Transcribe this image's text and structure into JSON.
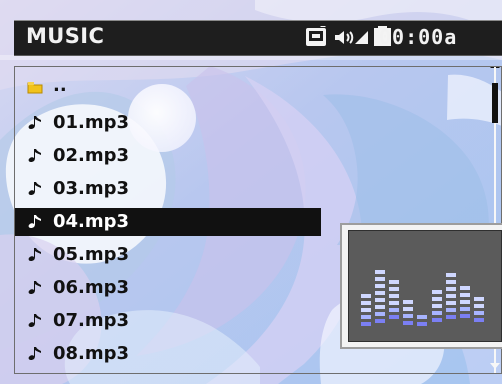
{
  "header": {
    "title": "MUSIC",
    "clock": "00:00a",
    "status_icons": [
      "media-card-icon",
      "volume-icon",
      "signal-icon",
      "battery-icon"
    ]
  },
  "file_list": {
    "items": [
      {
        "label": "..",
        "icon": "folder-icon",
        "selected": false
      },
      {
        "label": "01.mp3",
        "icon": "music-note-icon",
        "selected": false
      },
      {
        "label": "02.mp3",
        "icon": "music-note-icon",
        "selected": false
      },
      {
        "label": "03.mp3",
        "icon": "music-note-icon",
        "selected": false
      },
      {
        "label": "04.mp3",
        "icon": "music-note-icon",
        "selected": true
      },
      {
        "label": "05.mp3",
        "icon": "music-note-icon",
        "selected": false
      },
      {
        "label": "06.mp3",
        "icon": "music-note-icon",
        "selected": false
      },
      {
        "label": "07.mp3",
        "icon": "music-note-icon",
        "selected": false
      },
      {
        "label": "08.mp3",
        "icon": "music-note-icon",
        "selected": false
      }
    ]
  },
  "preview": {
    "icon": "equalizer-icon"
  },
  "colors": {
    "titlebar": "#1e1e1e",
    "selected_row": "#111111",
    "text": "#111111",
    "selected_text": "#ffffff",
    "preview_background": "#5b5b5b",
    "eq_light": "#cfd7ff",
    "eq_mid": "#a8b4ff",
    "eq_deep": "#7b7ff3"
  }
}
***
Only a number is wanted: how many lines above include "label"?

9